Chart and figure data

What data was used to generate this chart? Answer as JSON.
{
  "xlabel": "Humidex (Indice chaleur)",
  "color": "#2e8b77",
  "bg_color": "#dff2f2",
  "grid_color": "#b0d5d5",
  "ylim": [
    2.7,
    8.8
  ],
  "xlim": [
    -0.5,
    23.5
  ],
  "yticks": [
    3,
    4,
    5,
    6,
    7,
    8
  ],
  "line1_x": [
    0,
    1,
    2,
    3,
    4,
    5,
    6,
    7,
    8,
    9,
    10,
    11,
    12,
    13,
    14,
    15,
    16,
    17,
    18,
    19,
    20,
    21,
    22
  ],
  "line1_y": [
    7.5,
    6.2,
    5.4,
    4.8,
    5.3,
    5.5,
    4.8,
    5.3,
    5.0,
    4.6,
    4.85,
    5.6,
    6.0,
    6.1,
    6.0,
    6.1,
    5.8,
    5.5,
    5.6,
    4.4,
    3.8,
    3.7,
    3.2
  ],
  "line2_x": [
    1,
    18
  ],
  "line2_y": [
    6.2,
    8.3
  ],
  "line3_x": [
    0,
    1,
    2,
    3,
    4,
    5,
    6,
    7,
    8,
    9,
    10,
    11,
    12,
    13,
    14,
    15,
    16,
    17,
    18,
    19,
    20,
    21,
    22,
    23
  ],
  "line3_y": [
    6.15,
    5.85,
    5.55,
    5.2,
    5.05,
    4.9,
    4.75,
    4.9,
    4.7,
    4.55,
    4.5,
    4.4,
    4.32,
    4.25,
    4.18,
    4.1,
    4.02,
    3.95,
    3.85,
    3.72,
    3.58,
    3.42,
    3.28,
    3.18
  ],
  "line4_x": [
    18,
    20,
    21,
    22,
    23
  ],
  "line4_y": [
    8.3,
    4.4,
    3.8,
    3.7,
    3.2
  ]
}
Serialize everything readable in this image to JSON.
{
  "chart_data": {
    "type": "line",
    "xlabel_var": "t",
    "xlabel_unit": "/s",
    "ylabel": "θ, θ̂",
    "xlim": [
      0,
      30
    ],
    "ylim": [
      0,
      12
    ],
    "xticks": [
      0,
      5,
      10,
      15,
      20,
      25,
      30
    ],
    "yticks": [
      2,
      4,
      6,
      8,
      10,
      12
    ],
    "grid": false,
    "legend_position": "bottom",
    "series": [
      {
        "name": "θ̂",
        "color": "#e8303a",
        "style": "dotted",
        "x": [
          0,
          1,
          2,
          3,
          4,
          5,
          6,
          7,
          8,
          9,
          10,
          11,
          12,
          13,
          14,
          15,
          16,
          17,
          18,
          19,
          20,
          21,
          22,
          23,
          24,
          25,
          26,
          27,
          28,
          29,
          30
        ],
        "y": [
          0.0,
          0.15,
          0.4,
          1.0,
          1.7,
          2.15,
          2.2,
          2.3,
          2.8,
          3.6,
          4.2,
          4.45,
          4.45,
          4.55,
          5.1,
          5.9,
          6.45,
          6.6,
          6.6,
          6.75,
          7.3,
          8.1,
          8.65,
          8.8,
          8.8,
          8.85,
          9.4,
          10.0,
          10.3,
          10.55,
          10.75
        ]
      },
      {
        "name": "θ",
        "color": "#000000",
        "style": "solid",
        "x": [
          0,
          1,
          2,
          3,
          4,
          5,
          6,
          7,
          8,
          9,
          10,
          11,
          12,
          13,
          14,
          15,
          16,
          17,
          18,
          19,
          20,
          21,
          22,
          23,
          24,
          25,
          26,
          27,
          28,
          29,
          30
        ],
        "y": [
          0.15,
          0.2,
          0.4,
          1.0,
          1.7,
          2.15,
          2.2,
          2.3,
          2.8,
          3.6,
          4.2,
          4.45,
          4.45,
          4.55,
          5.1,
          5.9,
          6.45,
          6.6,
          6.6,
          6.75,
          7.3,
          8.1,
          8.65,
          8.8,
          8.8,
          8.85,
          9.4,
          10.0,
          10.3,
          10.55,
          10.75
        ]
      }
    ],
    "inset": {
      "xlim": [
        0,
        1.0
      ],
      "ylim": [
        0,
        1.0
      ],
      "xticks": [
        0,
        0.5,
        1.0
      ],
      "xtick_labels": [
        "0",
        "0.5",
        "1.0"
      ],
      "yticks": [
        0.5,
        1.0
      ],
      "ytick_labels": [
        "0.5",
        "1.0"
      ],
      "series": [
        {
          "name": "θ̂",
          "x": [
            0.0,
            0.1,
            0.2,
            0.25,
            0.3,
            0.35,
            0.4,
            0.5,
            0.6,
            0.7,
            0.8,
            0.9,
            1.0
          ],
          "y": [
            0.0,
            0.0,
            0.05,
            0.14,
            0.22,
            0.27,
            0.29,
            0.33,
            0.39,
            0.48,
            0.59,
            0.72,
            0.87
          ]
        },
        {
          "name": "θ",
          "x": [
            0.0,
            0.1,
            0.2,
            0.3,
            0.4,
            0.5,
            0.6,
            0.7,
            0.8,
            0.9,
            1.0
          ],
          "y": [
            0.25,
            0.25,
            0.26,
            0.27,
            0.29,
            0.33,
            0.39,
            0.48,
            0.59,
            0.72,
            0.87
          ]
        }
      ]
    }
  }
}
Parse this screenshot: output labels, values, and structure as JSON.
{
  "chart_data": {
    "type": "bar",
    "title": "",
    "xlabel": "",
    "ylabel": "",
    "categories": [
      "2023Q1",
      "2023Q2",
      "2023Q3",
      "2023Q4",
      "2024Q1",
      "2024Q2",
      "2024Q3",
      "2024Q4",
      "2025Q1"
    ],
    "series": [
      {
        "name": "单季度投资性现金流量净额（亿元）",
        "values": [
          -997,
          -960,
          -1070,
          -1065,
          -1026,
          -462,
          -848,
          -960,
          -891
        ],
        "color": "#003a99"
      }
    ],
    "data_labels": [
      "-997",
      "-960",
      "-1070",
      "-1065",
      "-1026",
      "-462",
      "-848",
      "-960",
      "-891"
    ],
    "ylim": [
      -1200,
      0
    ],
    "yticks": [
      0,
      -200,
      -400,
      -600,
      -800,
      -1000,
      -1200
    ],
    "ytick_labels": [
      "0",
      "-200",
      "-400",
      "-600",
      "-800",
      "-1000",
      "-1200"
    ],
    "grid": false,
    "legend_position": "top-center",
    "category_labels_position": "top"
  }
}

WORK INSTRUCTIONS: Make a copy of each line that contains the string "JSON".

SOLUTION TO THIS PROBLEM:
What data was used to generate this chart? Answer as JSON.
Serialize everything readable in this image to JSON.
Parse this screenshot: output labels, values, and structure as JSON.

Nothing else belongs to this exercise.